### Work to do
Check each line of the records below for the word "this" and copy those where it appears.

Stored records:

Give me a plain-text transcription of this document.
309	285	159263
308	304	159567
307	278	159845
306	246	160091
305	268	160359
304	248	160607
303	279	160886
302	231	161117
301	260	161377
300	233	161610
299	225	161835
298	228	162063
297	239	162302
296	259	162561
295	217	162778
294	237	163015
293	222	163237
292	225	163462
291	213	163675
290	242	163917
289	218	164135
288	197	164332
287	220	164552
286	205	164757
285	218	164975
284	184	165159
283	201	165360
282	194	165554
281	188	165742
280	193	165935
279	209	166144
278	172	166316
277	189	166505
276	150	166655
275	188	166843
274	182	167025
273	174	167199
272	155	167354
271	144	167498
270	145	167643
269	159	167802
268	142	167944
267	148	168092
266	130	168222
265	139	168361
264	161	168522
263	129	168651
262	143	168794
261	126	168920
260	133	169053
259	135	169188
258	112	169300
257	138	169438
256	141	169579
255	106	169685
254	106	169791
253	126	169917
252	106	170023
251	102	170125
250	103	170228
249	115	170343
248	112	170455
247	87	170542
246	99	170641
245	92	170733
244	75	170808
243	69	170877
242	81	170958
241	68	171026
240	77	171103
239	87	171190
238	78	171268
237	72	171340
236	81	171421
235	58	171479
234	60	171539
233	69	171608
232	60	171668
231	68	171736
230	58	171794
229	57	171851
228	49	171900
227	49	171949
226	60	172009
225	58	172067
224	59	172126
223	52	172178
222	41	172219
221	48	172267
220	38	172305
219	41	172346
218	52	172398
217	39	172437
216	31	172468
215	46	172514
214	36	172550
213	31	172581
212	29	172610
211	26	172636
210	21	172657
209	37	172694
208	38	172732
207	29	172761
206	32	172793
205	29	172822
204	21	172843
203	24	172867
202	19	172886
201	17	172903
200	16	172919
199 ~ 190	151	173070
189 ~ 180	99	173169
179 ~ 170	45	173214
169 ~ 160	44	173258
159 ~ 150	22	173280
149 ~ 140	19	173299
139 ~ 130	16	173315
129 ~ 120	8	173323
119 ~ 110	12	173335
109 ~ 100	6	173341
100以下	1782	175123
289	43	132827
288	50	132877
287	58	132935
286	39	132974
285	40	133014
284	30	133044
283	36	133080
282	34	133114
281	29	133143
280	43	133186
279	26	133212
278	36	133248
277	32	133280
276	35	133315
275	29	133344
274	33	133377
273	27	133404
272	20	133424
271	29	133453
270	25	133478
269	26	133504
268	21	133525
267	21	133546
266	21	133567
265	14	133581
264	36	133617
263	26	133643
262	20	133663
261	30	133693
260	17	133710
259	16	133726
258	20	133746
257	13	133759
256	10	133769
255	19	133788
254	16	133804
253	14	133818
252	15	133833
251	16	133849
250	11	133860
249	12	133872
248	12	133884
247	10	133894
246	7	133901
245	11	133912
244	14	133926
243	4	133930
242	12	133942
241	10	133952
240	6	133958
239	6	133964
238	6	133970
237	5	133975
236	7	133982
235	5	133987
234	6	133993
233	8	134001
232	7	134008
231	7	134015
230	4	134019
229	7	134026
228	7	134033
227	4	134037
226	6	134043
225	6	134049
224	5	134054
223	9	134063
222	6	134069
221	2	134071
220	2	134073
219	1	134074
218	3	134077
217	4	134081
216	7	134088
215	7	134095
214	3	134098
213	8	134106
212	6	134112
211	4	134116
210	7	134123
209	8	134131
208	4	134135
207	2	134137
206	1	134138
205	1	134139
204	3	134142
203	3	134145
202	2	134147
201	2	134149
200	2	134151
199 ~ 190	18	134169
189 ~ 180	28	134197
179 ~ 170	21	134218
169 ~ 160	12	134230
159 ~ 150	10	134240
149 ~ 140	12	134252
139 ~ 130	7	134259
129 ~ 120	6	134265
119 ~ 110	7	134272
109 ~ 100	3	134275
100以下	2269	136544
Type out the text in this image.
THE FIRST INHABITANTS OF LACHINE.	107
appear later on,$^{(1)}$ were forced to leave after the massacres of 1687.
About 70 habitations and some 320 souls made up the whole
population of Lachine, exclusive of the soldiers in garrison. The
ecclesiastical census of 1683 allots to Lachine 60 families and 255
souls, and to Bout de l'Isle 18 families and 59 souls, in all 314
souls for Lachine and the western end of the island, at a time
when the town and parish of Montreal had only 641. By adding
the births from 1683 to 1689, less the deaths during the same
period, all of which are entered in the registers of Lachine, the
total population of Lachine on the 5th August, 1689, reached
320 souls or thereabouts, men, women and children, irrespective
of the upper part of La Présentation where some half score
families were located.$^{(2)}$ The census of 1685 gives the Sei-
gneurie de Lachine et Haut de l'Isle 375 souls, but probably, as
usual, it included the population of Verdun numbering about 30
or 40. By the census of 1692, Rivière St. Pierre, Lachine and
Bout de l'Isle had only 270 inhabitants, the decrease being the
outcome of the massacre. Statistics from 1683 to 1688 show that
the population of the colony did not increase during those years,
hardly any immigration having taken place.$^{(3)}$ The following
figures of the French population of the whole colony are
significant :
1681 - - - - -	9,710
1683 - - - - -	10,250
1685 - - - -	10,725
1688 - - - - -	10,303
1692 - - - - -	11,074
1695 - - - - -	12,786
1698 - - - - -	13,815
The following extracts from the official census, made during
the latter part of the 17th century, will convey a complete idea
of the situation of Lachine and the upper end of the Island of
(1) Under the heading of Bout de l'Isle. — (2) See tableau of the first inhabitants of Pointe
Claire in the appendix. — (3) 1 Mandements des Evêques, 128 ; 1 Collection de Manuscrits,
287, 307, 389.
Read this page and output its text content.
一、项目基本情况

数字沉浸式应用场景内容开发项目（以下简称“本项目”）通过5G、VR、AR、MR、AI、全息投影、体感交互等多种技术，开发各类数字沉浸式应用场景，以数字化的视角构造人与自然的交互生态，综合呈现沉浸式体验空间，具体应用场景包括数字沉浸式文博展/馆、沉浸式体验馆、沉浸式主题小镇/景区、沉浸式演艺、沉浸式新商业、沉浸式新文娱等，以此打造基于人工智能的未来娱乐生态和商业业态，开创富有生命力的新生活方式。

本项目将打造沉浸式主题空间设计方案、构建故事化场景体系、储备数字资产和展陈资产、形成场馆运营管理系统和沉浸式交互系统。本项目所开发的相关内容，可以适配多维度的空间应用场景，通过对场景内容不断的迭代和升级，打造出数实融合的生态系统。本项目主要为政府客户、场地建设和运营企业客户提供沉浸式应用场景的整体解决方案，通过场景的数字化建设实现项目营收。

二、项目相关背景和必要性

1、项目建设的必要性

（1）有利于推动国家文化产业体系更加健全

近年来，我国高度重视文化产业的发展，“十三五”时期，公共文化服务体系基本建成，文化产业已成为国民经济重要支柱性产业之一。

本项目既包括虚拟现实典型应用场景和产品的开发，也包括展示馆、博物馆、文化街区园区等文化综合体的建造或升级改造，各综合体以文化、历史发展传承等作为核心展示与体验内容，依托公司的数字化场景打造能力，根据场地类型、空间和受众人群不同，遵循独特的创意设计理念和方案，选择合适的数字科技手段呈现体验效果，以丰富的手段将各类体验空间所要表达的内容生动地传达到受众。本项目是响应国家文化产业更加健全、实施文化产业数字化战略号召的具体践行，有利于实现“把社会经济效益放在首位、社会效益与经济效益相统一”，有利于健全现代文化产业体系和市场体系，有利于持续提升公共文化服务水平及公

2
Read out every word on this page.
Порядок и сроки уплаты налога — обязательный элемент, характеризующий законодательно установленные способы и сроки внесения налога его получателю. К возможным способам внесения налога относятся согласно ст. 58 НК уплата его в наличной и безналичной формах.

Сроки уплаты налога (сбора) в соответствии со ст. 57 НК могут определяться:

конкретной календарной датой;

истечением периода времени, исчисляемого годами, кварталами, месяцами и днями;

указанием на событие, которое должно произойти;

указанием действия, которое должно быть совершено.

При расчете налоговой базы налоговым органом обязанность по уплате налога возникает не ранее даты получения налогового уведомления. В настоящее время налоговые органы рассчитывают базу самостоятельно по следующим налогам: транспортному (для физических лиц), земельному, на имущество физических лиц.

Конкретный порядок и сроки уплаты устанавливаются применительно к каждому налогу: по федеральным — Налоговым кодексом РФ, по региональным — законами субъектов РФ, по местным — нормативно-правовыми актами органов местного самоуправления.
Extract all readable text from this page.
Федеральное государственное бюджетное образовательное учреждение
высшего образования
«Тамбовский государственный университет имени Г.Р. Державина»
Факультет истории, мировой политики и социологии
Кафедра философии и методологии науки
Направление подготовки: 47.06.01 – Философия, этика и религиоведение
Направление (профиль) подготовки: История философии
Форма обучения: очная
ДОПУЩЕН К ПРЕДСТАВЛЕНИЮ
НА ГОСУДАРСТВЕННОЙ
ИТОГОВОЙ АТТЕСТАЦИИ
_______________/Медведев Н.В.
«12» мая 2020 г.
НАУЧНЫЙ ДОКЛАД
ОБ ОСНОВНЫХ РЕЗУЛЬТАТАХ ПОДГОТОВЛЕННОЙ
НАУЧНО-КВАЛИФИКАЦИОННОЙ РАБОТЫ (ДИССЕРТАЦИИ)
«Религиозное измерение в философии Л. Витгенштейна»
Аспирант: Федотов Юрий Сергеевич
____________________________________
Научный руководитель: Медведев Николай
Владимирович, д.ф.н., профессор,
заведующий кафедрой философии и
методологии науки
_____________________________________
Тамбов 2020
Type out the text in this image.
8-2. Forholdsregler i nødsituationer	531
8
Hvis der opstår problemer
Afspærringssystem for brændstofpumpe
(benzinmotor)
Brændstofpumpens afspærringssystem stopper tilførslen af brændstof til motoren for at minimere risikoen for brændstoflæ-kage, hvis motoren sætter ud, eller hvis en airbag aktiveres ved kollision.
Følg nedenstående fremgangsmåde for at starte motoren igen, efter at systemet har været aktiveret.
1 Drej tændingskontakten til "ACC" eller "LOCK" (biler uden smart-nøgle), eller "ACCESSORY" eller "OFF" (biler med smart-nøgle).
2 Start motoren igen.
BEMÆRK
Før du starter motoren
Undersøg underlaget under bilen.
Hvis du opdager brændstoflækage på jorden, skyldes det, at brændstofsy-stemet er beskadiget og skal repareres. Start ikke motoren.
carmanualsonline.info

### Expected output
Give me a plain-text transcription of this document.
Type out the text in this image.
Read this page and output its text content.
Read out every word on this page.
Extract all readable text from this page.
Type out the text in this image.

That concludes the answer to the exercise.